= Aim of the exercise =
Extract the text of every entry below exactly; leave images out.
◇ ◇ ◇ ◇
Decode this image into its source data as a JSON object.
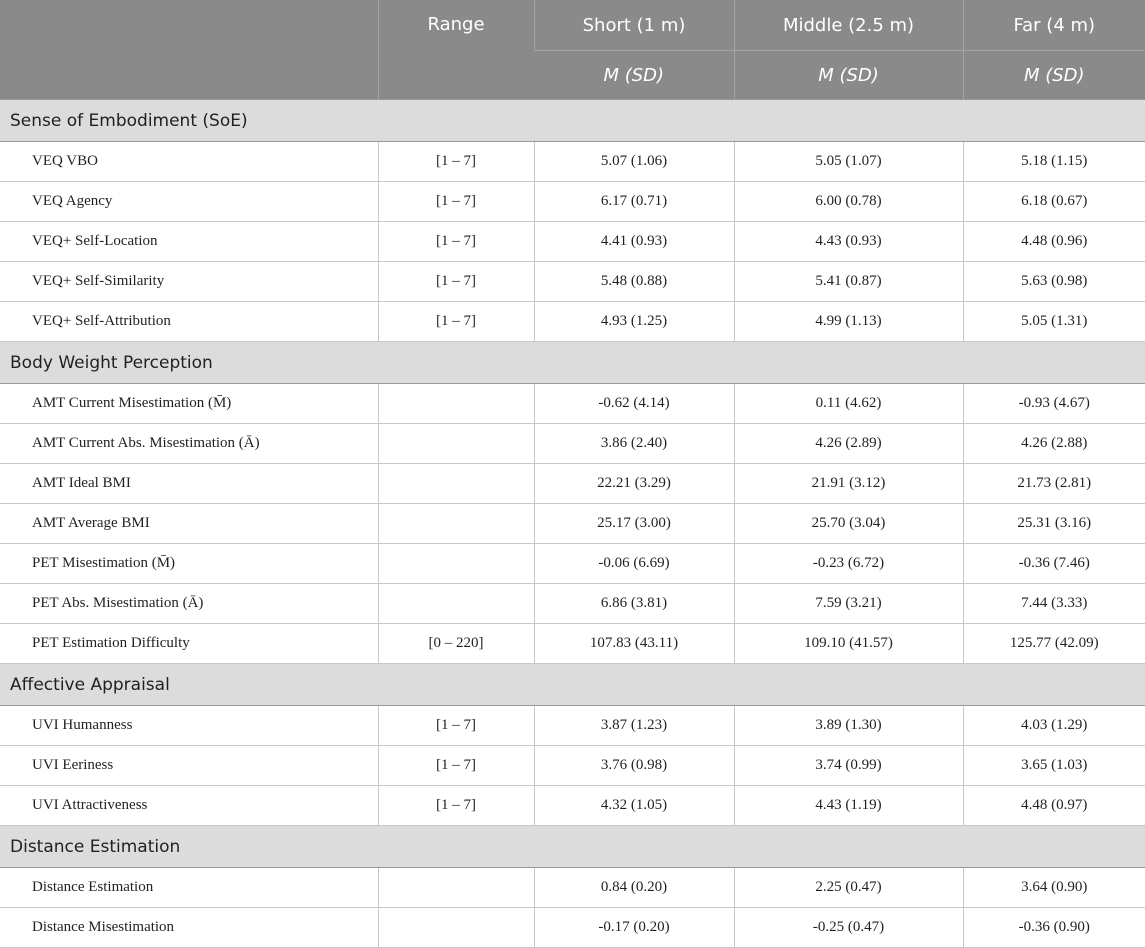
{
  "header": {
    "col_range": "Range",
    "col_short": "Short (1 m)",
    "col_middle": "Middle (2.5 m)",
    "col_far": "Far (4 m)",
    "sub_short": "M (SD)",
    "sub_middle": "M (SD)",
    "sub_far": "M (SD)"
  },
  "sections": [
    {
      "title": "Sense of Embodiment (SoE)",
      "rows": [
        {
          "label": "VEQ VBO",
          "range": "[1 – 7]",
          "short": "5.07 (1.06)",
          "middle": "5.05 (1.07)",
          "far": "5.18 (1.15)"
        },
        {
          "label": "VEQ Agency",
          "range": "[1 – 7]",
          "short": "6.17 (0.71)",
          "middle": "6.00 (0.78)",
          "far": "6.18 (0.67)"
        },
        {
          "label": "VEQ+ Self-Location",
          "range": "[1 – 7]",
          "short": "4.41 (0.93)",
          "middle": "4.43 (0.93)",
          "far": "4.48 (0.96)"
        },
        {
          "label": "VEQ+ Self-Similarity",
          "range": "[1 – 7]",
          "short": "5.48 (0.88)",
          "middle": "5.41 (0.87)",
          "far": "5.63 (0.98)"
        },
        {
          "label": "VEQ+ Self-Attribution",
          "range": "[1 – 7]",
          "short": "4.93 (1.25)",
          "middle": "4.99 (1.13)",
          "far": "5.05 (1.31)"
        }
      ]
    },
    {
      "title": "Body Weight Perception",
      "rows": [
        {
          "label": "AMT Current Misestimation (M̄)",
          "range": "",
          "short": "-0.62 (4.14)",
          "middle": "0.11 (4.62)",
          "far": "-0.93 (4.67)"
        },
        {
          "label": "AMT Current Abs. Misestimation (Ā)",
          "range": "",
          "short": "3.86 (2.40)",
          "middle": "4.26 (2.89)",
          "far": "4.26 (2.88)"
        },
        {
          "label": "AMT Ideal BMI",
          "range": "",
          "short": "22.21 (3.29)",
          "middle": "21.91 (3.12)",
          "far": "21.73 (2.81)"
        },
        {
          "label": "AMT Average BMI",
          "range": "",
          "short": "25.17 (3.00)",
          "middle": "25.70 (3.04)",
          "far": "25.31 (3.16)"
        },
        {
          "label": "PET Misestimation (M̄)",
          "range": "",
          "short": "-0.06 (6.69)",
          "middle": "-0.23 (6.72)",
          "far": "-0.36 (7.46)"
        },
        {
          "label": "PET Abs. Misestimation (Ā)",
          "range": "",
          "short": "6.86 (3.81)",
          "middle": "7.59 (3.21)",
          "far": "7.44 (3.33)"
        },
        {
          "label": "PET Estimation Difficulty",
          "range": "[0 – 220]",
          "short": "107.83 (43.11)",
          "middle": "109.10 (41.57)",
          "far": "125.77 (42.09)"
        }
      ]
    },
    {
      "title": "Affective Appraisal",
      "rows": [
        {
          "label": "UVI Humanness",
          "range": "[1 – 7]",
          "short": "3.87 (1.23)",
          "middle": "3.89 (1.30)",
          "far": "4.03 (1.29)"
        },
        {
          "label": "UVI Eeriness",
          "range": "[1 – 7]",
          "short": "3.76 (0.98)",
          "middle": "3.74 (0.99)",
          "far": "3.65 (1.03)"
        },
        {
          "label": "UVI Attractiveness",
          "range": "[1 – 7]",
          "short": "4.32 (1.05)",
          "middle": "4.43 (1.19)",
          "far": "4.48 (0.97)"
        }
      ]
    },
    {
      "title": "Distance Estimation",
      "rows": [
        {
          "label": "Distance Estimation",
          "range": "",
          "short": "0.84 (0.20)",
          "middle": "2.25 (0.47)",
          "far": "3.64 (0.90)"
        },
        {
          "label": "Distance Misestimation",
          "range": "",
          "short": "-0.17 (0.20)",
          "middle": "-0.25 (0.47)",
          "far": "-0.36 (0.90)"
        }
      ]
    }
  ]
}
◇ ◇ ◇ ◇
= Finished exercise =
Decode this image into its source data as a JSON object.
{
  "header": {
    "col_range": "Range",
    "col_short": "Short (1 m)",
    "col_middle": "Middle (2.5 m)",
    "col_far": "Far (4 m)",
    "sub_short": "M (SD)",
    "sub_middle": "M (SD)",
    "sub_far": "M (SD)"
  },
  "sections": [
    {
      "title": "Sense of Embodiment (SoE)",
      "rows": [
        {
          "label": "VEQ VBO",
          "range": "[1 – 7]",
          "short": "5.07 (1.06)",
          "middle": "5.05 (1.07)",
          "far": "5.18 (1.15)"
        },
        {
          "label": "VEQ Agency",
          "range": "[1 – 7]",
          "short": "6.17 (0.71)",
          "middle": "6.00 (0.78)",
          "far": "6.18 (0.67)"
        },
        {
          "label": "VEQ+ Self-Location",
          "range": "[1 – 7]",
          "short": "4.41 (0.93)",
          "middle": "4.43 (0.93)",
          "far": "4.48 (0.96)"
        },
        {
          "label": "VEQ+ Self-Similarity",
          "range": "[1 – 7]",
          "short": "5.48 (0.88)",
          "middle": "5.41 (0.87)",
          "far": "5.63 (0.98)"
        },
        {
          "label": "VEQ+ Self-Attribution",
          "range": "[1 – 7]",
          "short": "4.93 (1.25)",
          "middle": "4.99 (1.13)",
          "far": "5.05 (1.31)"
        }
      ]
    },
    {
      "title": "Body Weight Perception",
      "rows": [
        {
          "label": "AMT Current Misestimation (M̄)",
          "range": "",
          "short": "-0.62 (4.14)",
          "middle": "0.11 (4.62)",
          "far": "-0.93 (4.67)"
        },
        {
          "label": "AMT Current Abs. Misestimation (Ā)",
          "range": "",
          "short": "3.86 (2.40)",
          "middle": "4.26 (2.89)",
          "far": "4.26 (2.88)"
        },
        {
          "label": "AMT Ideal BMI",
          "range": "",
          "short": "22.21 (3.29)",
          "middle": "21.91 (3.12)",
          "far": "21.73 (2.81)"
        },
        {
          "label": "AMT Average BMI",
          "range": "",
          "short": "25.17 (3.00)",
          "middle": "25.70 (3.04)",
          "far": "25.31 (3.16)"
        },
        {
          "label": "PET Misestimation (M̄)",
          "range": "",
          "short": "-0.06 (6.69)",
          "middle": "-0.23 (6.72)",
          "far": "-0.36 (7.46)"
        },
        {
          "label": "PET Abs. Misestimation (Ā)",
          "range": "",
          "short": "6.86 (3.81)",
          "middle": "7.59 (3.21)",
          "far": "7.44 (3.33)"
        },
        {
          "label": "PET Estimation Difficulty",
          "range": "[0 – 220]",
          "short": "107.83 (43.11)",
          "middle": "109.10 (41.57)",
          "far": "125.77 (42.09)"
        }
      ]
    },
    {
      "title": "Affective Appraisal",
      "rows": [
        {
          "label": "UVI Humanness",
          "range": "[1 – 7]",
          "short": "3.87 (1.23)",
          "middle": "3.89 (1.30)",
          "far": "4.03 (1.29)"
        },
        {
          "label": "UVI Eeriness",
          "range": "[1 – 7]",
          "short": "3.76 (0.98)",
          "middle": "3.74 (0.99)",
          "far": "3.65 (1.03)"
        },
        {
          "label": "UVI Attractiveness",
          "range": "[1 – 7]",
          "short": "4.32 (1.05)",
          "middle": "4.43 (1.19)",
          "far": "4.48 (0.97)"
        }
      ]
    },
    {
      "title": "Distance Estimation",
      "rows": [
        {
          "label": "Distance Estimation",
          "range": "",
          "short": "0.84 (0.20)",
          "middle": "2.25 (0.47)",
          "far": "3.64 (0.90)"
        },
        {
          "label": "Distance Misestimation",
          "range": "",
          "short": "-0.17 (0.20)",
          "middle": "-0.25 (0.47)",
          "far": "-0.36 (0.90)"
        }
      ]
    }
  ]
}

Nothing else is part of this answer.